All the data below goes into the copy word for word, but the pictures don't.

[Part of a data file]
▬▬▬▬▬▬▬▬▬▬
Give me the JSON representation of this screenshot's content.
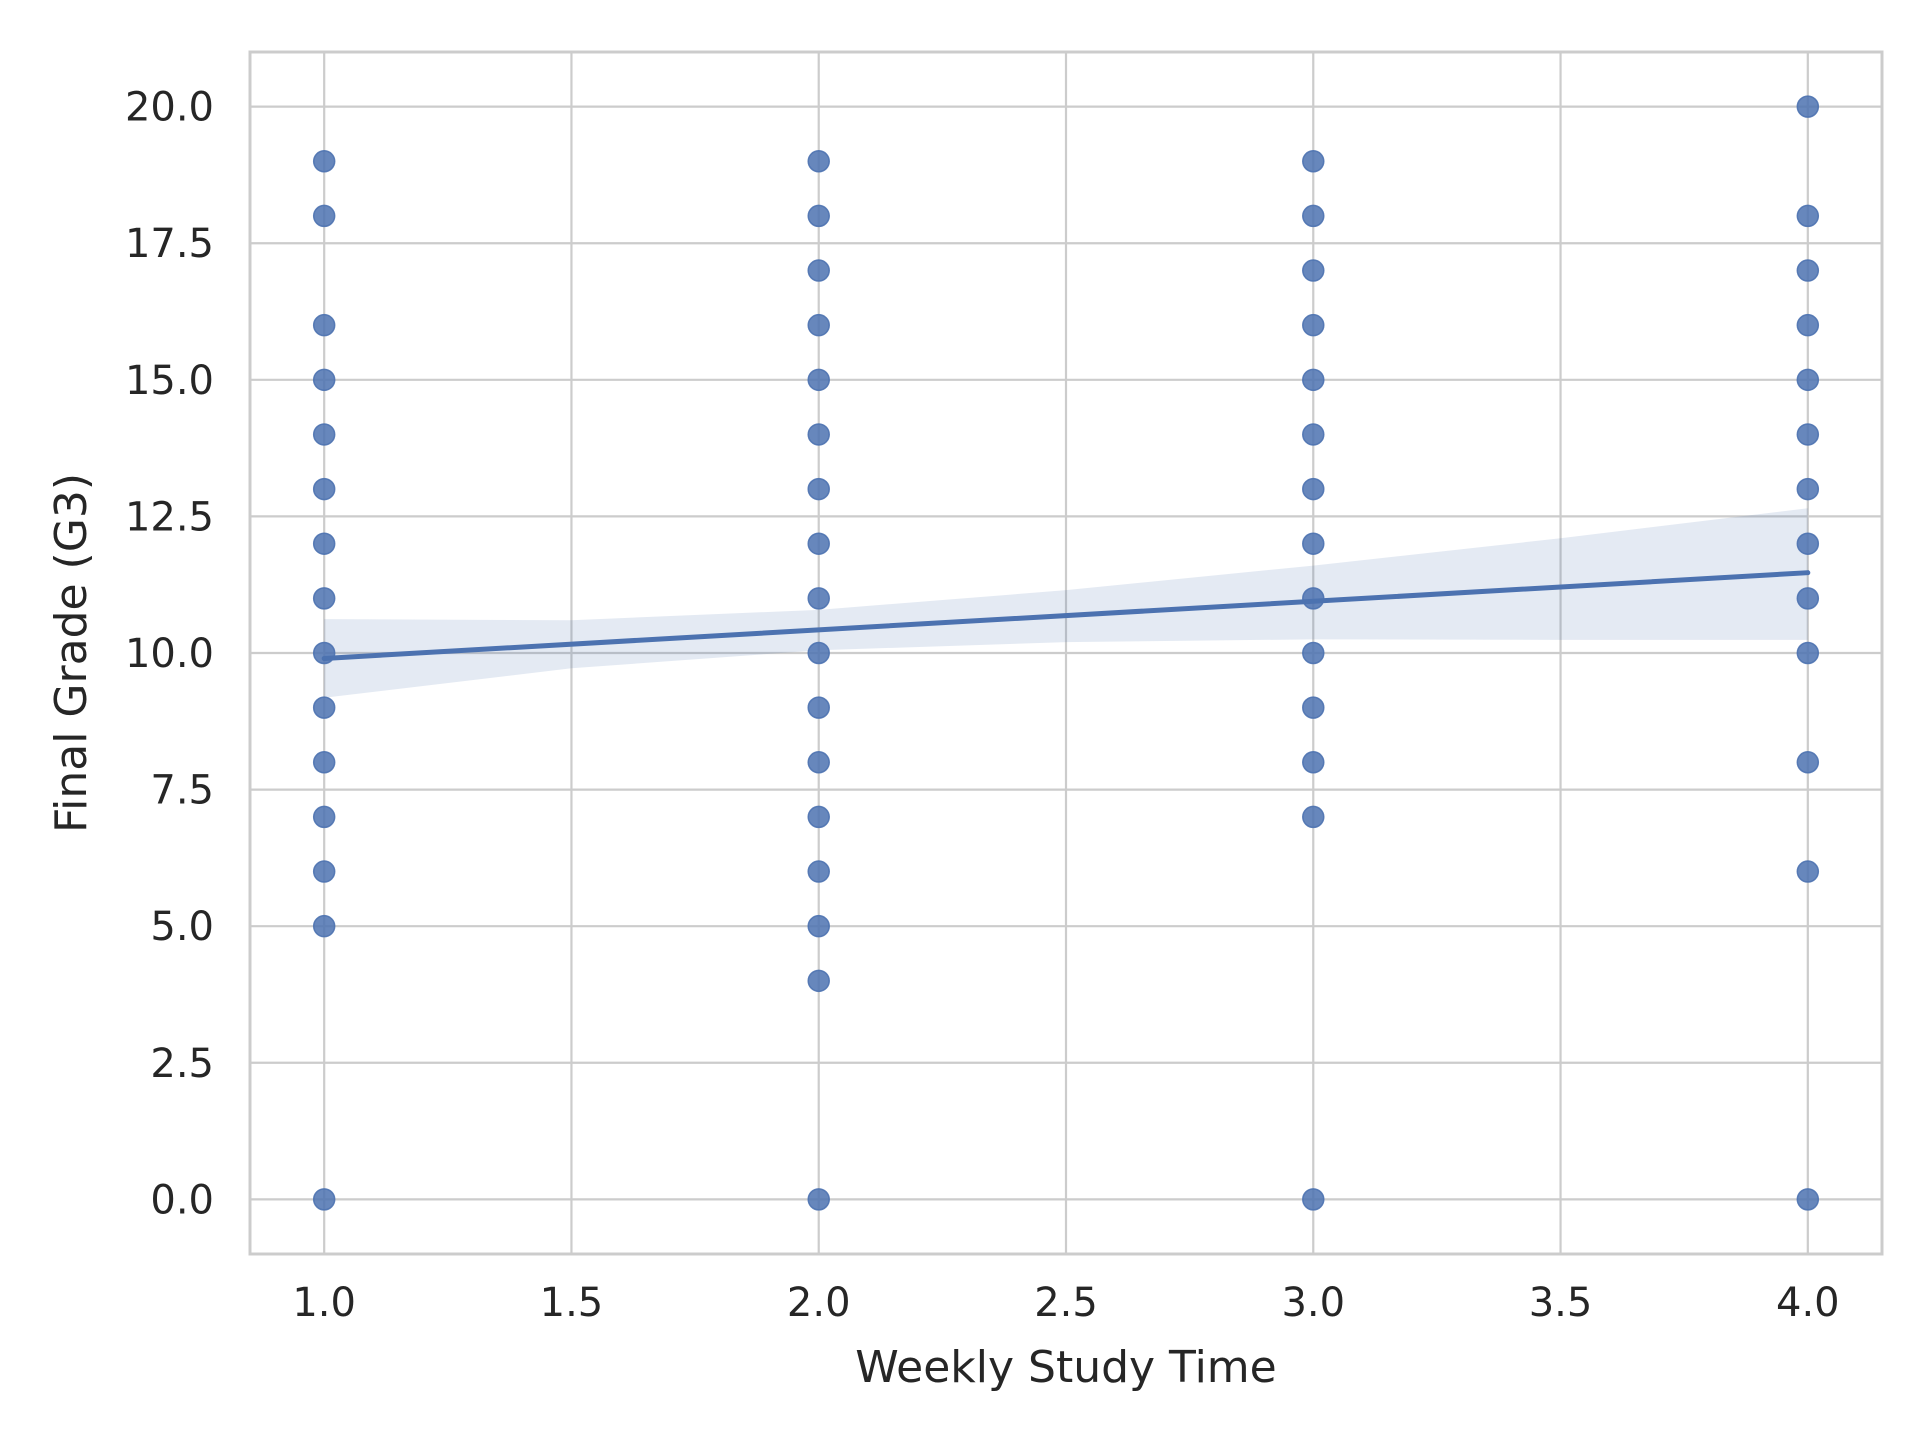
{
  "chart_data": {
    "type": "scatter",
    "xlabel": "Weekly Study Time",
    "ylabel": "Final Grade (G3)",
    "xlim": [
      0.85,
      4.15
    ],
    "ylim": [
      -1.0,
      21.0
    ],
    "x_ticks": [
      1.0,
      1.5,
      2.0,
      2.5,
      3.0,
      3.5,
      4.0
    ],
    "x_tick_labels": [
      "1.0",
      "1.5",
      "2.0",
      "2.5",
      "3.0",
      "3.5",
      "4.0"
    ],
    "y_ticks": [
      0.0,
      2.5,
      5.0,
      7.5,
      10.0,
      12.5,
      15.0,
      17.5,
      20.0
    ],
    "y_tick_labels": [
      "0.0",
      "2.5",
      "5.0",
      "7.5",
      "10.0",
      "12.5",
      "15.0",
      "17.5",
      "20.0"
    ],
    "grid": true,
    "colors": {
      "points": "#4c72b0",
      "line": "#4c72b0",
      "band": "#4c72b0",
      "grid": "#cccccc",
      "text": "#262626"
    },
    "points": [
      {
        "x": 1,
        "y": 0
      },
      {
        "x": 1,
        "y": 5
      },
      {
        "x": 1,
        "y": 6
      },
      {
        "x": 1,
        "y": 7
      },
      {
        "x": 1,
        "y": 8
      },
      {
        "x": 1,
        "y": 9
      },
      {
        "x": 1,
        "y": 10
      },
      {
        "x": 1,
        "y": 11
      },
      {
        "x": 1,
        "y": 12
      },
      {
        "x": 1,
        "y": 13
      },
      {
        "x": 1,
        "y": 14
      },
      {
        "x": 1,
        "y": 15
      },
      {
        "x": 1,
        "y": 16
      },
      {
        "x": 1,
        "y": 18
      },
      {
        "x": 1,
        "y": 19
      },
      {
        "x": 2,
        "y": 0
      },
      {
        "x": 2,
        "y": 4
      },
      {
        "x": 2,
        "y": 5
      },
      {
        "x": 2,
        "y": 6
      },
      {
        "x": 2,
        "y": 7
      },
      {
        "x": 2,
        "y": 8
      },
      {
        "x": 2,
        "y": 9
      },
      {
        "x": 2,
        "y": 10
      },
      {
        "x": 2,
        "y": 11
      },
      {
        "x": 2,
        "y": 12
      },
      {
        "x": 2,
        "y": 13
      },
      {
        "x": 2,
        "y": 14
      },
      {
        "x": 2,
        "y": 15
      },
      {
        "x": 2,
        "y": 16
      },
      {
        "x": 2,
        "y": 17
      },
      {
        "x": 2,
        "y": 18
      },
      {
        "x": 2,
        "y": 19
      },
      {
        "x": 3,
        "y": 0
      },
      {
        "x": 3,
        "y": 7
      },
      {
        "x": 3,
        "y": 8
      },
      {
        "x": 3,
        "y": 9
      },
      {
        "x": 3,
        "y": 10
      },
      {
        "x": 3,
        "y": 11
      },
      {
        "x": 3,
        "y": 12
      },
      {
        "x": 3,
        "y": 13
      },
      {
        "x": 3,
        "y": 14
      },
      {
        "x": 3,
        "y": 15
      },
      {
        "x": 3,
        "y": 16
      },
      {
        "x": 3,
        "y": 17
      },
      {
        "x": 3,
        "y": 18
      },
      {
        "x": 3,
        "y": 19
      },
      {
        "x": 4,
        "y": 0
      },
      {
        "x": 4,
        "y": 6
      },
      {
        "x": 4,
        "y": 8
      },
      {
        "x": 4,
        "y": 10
      },
      {
        "x": 4,
        "y": 11
      },
      {
        "x": 4,
        "y": 12
      },
      {
        "x": 4,
        "y": 13
      },
      {
        "x": 4,
        "y": 14
      },
      {
        "x": 4,
        "y": 15
      },
      {
        "x": 4,
        "y": 16
      },
      {
        "x": 4,
        "y": 17
      },
      {
        "x": 4,
        "y": 18
      },
      {
        "x": 4,
        "y": 20
      }
    ],
    "regression": {
      "x": [
        1.0,
        4.0
      ],
      "y": [
        9.9,
        11.47
      ]
    },
    "confidence_band": {
      "x": [
        1.0,
        1.5,
        2.0,
        2.5,
        3.0,
        3.5,
        4.0
      ],
      "lower": [
        9.18,
        9.72,
        10.05,
        10.2,
        10.25,
        10.24,
        10.24
      ],
      "upper": [
        10.62,
        10.6,
        10.79,
        11.15,
        11.6,
        12.1,
        12.65
      ]
    }
  }
}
▬▬▬▬▬▬▬▬▬▬
> Exercise solution:
Give me the JSON representation of this screenshot's content.
{
  "chart_data": {
    "type": "scatter",
    "xlabel": "Weekly Study Time",
    "ylabel": "Final Grade (G3)",
    "xlim": [
      0.85,
      4.15
    ],
    "ylim": [
      -1.0,
      21.0
    ],
    "x_ticks": [
      1.0,
      1.5,
      2.0,
      2.5,
      3.0,
      3.5,
      4.0
    ],
    "x_tick_labels": [
      "1.0",
      "1.5",
      "2.0",
      "2.5",
      "3.0",
      "3.5",
      "4.0"
    ],
    "y_ticks": [
      0.0,
      2.5,
      5.0,
      7.5,
      10.0,
      12.5,
      15.0,
      17.5,
      20.0
    ],
    "y_tick_labels": [
      "0.0",
      "2.5",
      "5.0",
      "7.5",
      "10.0",
      "12.5",
      "15.0",
      "17.5",
      "20.0"
    ],
    "grid": true,
    "colors": {
      "points": "#4c72b0",
      "line": "#4c72b0",
      "band": "#4c72b0",
      "grid": "#cccccc",
      "text": "#262626"
    },
    "points": [
      {
        "x": 1,
        "y": 0
      },
      {
        "x": 1,
        "y": 5
      },
      {
        "x": 1,
        "y": 6
      },
      {
        "x": 1,
        "y": 7
      },
      {
        "x": 1,
        "y": 8
      },
      {
        "x": 1,
        "y": 9
      },
      {
        "x": 1,
        "y": 10
      },
      {
        "x": 1,
        "y": 11
      },
      {
        "x": 1,
        "y": 12
      },
      {
        "x": 1,
        "y": 13
      },
      {
        "x": 1,
        "y": 14
      },
      {
        "x": 1,
        "y": 15
      },
      {
        "x": 1,
        "y": 16
      },
      {
        "x": 1,
        "y": 18
      },
      {
        "x": 1,
        "y": 19
      },
      {
        "x": 2,
        "y": 0
      },
      {
        "x": 2,
        "y": 4
      },
      {
        "x": 2,
        "y": 5
      },
      {
        "x": 2,
        "y": 6
      },
      {
        "x": 2,
        "y": 7
      },
      {
        "x": 2,
        "y": 8
      },
      {
        "x": 2,
        "y": 9
      },
      {
        "x": 2,
        "y": 10
      },
      {
        "x": 2,
        "y": 11
      },
      {
        "x": 2,
        "y": 12
      },
      {
        "x": 2,
        "y": 13
      },
      {
        "x": 2,
        "y": 14
      },
      {
        "x": 2,
        "y": 15
      },
      {
        "x": 2,
        "y": 16
      },
      {
        "x": 2,
        "y": 17
      },
      {
        "x": 2,
        "y": 18
      },
      {
        "x": 2,
        "y": 19
      },
      {
        "x": 3,
        "y": 0
      },
      {
        "x": 3,
        "y": 7
      },
      {
        "x": 3,
        "y": 8
      },
      {
        "x": 3,
        "y": 9
      },
      {
        "x": 3,
        "y": 10
      },
      {
        "x": 3,
        "y": 11
      },
      {
        "x": 3,
        "y": 12
      },
      {
        "x": 3,
        "y": 13
      },
      {
        "x": 3,
        "y": 14
      },
      {
        "x": 3,
        "y": 15
      },
      {
        "x": 3,
        "y": 16
      },
      {
        "x": 3,
        "y": 17
      },
      {
        "x": 3,
        "y": 18
      },
      {
        "x": 3,
        "y": 19
      },
      {
        "x": 4,
        "y": 0
      },
      {
        "x": 4,
        "y": 6
      },
      {
        "x": 4,
        "y": 8
      },
      {
        "x": 4,
        "y": 10
      },
      {
        "x": 4,
        "y": 11
      },
      {
        "x": 4,
        "y": 12
      },
      {
        "x": 4,
        "y": 13
      },
      {
        "x": 4,
        "y": 14
      },
      {
        "x": 4,
        "y": 15
      },
      {
        "x": 4,
        "y": 16
      },
      {
        "x": 4,
        "y": 17
      },
      {
        "x": 4,
        "y": 18
      },
      {
        "x": 4,
        "y": 20
      }
    ],
    "regression": {
      "x": [
        1.0,
        4.0
      ],
      "y": [
        9.9,
        11.47
      ]
    },
    "confidence_band": {
      "x": [
        1.0,
        1.5,
        2.0,
        2.5,
        3.0,
        3.5,
        4.0
      ],
      "lower": [
        9.18,
        9.72,
        10.05,
        10.2,
        10.25,
        10.24,
        10.24
      ],
      "upper": [
        10.62,
        10.6,
        10.79,
        11.15,
        11.6,
        12.1,
        12.65
      ]
    }
  }
}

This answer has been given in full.